# start of Data for this task

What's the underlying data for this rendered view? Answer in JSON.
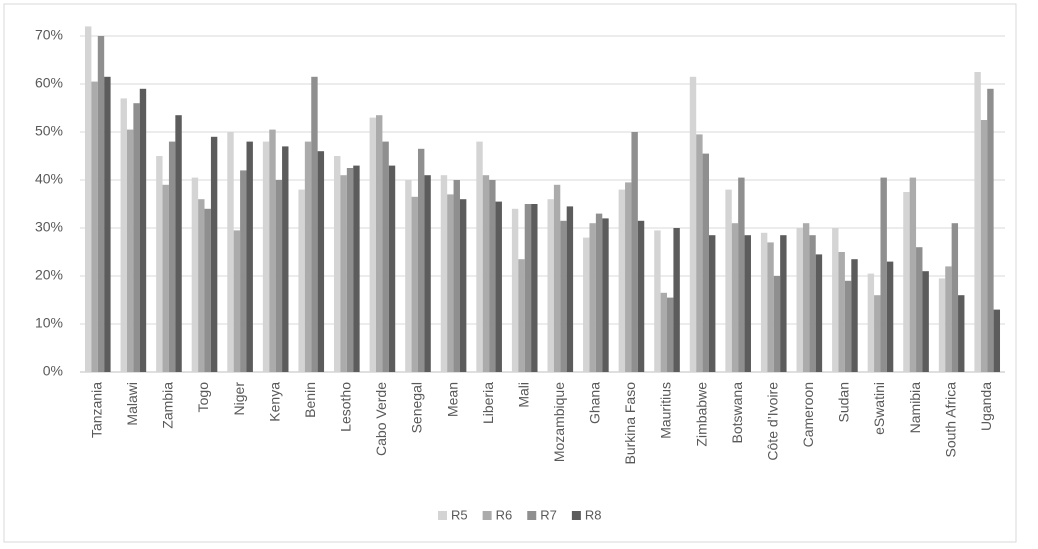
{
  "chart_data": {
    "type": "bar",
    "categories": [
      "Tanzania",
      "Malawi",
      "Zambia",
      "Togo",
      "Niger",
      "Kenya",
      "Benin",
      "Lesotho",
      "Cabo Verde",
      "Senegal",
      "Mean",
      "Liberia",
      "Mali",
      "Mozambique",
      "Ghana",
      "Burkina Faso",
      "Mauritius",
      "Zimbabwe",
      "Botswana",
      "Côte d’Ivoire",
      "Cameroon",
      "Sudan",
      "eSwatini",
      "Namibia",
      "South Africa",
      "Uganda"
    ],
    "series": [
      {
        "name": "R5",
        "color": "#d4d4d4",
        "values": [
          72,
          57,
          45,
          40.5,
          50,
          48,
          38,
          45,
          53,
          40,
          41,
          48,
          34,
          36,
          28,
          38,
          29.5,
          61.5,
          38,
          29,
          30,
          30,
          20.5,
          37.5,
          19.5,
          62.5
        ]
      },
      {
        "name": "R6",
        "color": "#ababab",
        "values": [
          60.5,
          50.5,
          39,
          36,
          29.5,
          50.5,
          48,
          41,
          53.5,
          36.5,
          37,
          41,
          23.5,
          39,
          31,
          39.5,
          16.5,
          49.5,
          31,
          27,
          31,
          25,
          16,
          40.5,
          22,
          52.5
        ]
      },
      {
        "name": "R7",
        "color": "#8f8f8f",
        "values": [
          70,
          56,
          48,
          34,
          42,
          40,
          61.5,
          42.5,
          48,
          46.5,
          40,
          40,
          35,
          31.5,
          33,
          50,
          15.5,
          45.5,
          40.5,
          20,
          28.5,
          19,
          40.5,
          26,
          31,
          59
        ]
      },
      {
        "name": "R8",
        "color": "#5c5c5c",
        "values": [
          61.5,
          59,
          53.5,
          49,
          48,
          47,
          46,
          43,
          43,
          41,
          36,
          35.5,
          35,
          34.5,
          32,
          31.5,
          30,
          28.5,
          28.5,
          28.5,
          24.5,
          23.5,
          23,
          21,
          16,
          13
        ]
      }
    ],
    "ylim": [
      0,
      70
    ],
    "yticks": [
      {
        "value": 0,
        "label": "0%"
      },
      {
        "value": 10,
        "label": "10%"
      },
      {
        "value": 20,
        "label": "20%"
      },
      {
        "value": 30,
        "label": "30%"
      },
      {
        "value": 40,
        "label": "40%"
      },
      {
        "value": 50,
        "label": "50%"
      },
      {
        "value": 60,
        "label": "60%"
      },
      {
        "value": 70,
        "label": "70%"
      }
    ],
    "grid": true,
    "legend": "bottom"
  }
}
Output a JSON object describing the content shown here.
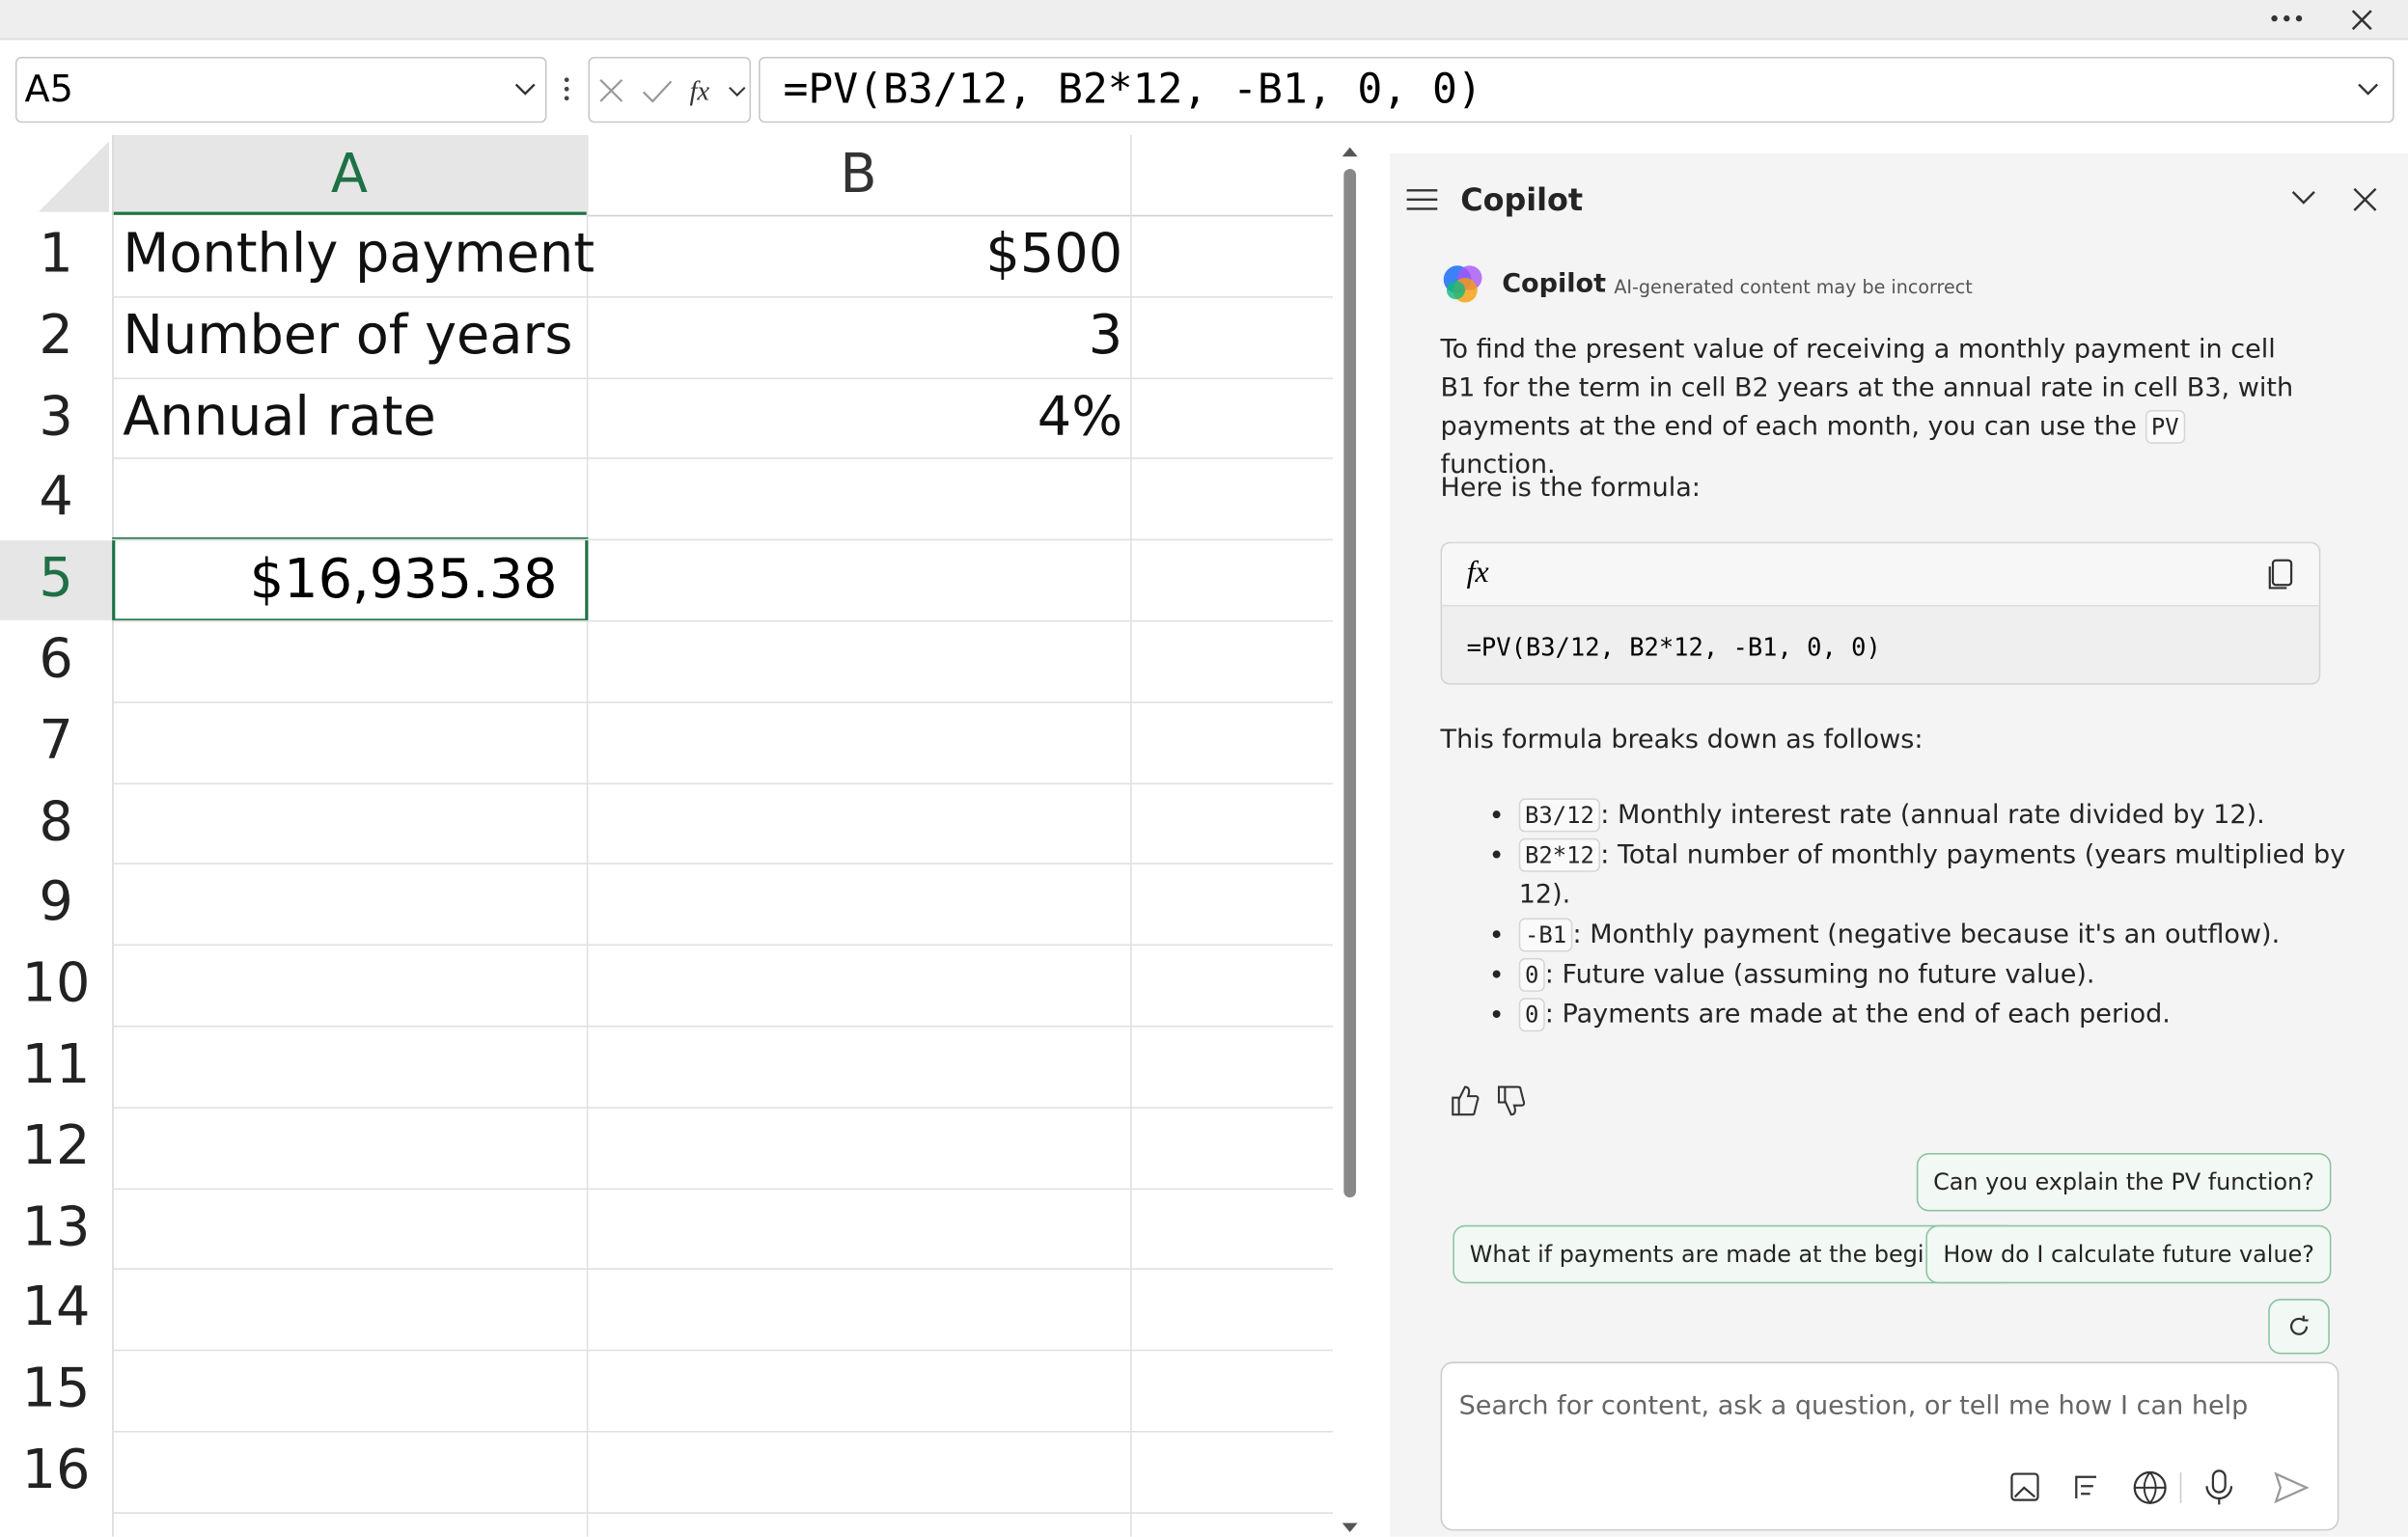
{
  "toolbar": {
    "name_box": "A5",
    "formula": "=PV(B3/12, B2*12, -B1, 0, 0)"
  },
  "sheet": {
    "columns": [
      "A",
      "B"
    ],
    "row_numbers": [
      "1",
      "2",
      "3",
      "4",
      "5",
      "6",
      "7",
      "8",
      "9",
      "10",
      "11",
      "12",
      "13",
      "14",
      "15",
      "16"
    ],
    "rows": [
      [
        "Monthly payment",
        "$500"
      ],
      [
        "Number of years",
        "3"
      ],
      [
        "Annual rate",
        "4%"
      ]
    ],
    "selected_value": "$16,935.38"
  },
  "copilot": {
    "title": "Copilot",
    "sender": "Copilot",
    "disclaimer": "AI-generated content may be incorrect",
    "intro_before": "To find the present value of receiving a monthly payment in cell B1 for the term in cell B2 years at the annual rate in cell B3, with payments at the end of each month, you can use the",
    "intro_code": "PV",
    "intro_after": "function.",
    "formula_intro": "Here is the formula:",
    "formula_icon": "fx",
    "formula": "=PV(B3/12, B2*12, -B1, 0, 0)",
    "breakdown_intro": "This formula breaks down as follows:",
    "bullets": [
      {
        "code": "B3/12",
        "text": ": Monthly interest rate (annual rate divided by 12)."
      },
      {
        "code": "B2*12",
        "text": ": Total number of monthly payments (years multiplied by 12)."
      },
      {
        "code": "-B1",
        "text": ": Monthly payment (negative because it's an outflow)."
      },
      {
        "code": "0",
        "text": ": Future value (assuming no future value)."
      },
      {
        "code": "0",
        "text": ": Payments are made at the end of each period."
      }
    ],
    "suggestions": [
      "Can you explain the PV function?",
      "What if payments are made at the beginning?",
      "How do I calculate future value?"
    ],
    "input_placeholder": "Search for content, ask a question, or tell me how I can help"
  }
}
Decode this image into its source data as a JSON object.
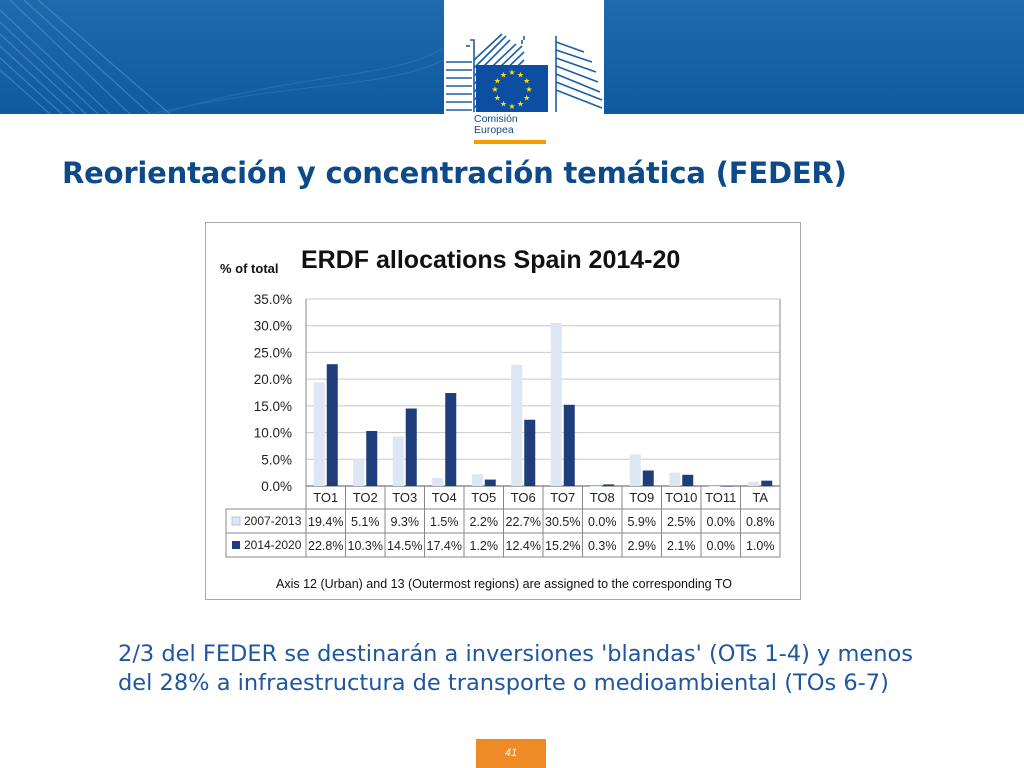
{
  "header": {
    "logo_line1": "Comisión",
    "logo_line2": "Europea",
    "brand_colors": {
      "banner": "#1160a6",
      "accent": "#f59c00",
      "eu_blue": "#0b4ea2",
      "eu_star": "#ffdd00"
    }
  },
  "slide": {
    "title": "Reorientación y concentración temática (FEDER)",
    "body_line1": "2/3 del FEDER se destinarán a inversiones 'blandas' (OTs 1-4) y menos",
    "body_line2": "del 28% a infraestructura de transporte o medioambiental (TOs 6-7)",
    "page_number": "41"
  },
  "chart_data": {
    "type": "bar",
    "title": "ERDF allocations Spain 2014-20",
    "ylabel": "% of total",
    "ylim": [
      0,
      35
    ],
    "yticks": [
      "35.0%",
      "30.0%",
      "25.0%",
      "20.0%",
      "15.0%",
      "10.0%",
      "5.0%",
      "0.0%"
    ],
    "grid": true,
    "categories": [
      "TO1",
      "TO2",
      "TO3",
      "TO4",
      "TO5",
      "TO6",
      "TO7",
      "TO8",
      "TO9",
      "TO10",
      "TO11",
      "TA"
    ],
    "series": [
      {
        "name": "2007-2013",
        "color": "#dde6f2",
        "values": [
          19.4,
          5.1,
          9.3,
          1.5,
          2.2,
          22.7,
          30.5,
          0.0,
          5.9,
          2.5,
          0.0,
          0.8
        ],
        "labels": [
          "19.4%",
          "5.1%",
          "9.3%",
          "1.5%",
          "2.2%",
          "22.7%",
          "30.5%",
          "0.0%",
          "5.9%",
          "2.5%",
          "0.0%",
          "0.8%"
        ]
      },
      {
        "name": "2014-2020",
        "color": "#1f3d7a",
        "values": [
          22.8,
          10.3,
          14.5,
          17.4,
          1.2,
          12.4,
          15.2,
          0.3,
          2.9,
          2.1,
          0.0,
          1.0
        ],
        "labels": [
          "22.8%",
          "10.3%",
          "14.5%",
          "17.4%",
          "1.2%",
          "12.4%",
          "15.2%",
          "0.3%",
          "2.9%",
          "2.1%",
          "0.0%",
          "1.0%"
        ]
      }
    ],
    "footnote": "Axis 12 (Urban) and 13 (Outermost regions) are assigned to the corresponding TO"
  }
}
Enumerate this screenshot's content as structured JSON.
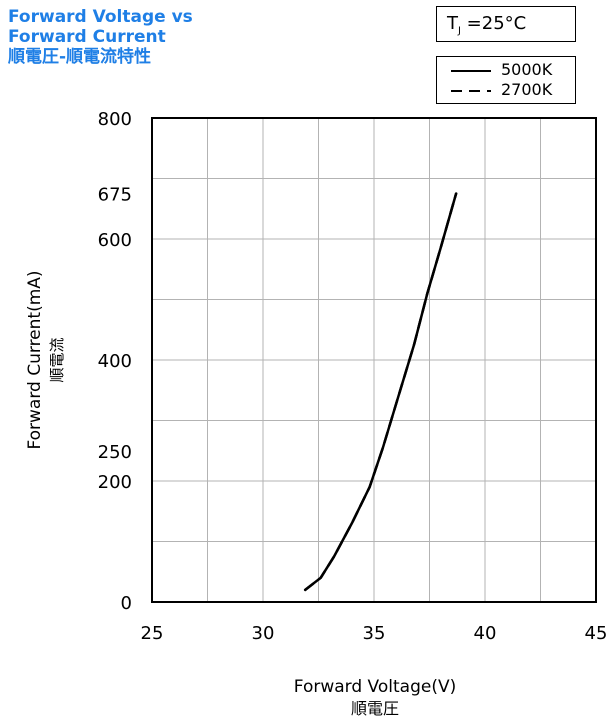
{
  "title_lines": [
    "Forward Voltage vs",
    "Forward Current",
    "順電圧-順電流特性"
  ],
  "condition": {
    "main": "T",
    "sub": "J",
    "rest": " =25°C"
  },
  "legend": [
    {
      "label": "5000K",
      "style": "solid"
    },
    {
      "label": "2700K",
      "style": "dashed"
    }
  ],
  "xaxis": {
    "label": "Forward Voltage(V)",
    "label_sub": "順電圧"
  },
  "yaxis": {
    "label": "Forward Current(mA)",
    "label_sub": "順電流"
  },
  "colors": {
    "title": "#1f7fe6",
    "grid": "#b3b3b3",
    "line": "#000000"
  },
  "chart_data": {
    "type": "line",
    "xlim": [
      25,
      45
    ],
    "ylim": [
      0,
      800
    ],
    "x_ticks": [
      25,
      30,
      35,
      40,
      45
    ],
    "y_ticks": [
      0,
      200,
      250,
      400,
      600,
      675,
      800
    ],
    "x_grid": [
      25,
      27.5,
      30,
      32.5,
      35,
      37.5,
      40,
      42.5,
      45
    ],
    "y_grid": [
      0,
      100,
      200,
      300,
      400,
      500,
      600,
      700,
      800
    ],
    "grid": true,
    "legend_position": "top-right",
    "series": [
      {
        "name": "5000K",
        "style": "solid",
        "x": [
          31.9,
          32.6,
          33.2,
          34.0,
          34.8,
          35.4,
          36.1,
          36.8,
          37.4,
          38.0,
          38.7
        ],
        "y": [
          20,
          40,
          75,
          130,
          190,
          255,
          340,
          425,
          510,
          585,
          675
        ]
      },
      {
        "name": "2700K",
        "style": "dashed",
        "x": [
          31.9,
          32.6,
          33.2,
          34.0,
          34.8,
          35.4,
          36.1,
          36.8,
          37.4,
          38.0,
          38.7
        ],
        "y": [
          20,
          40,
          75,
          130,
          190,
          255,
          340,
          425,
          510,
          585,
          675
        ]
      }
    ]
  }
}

# end of Data for this task

Looking back at the lines above, state how many contain the word "text", and supply nothing besides the number.

▸ **The solution**
5